* START *
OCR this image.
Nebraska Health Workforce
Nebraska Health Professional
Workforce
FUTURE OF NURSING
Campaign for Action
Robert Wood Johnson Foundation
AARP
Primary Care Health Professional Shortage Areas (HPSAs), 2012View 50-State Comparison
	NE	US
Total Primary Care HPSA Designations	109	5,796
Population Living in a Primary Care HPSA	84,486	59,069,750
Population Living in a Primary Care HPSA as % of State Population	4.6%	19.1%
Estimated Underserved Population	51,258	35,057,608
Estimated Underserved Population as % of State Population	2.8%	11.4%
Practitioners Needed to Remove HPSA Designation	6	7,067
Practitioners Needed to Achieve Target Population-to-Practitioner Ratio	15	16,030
* END *
To do:
Above are the records; copy all of them exactly.

Written response:
OCR this image.
Nebraska Health Workforce
Nebraska Health Professional
Workforce
FUTURE OF NURSING
Campaign for Action
Robert Wood Johnson Foundation
AARP
Primary Care Health Professional Shortage Areas (HPSAs), 2012View 50-State Comparison
	NE	US
Total Primary Care HPSA Designations	109	5,796
Population Living in a Primary Care HPSA	84,486	59,069,750
Population Living in a Primary Care HPSA as % of State Population	4.6%	19.1%
Estimated Underserved Population	51,258	35,057,608
Estimated Underserved Population as % of State Population	2.8%	11.4%
Practitioners Needed to Remove HPSA Designation	6	7,067
Practitioners Needed to Achieve Target Population-to-Practitioner Ratio	15	16,030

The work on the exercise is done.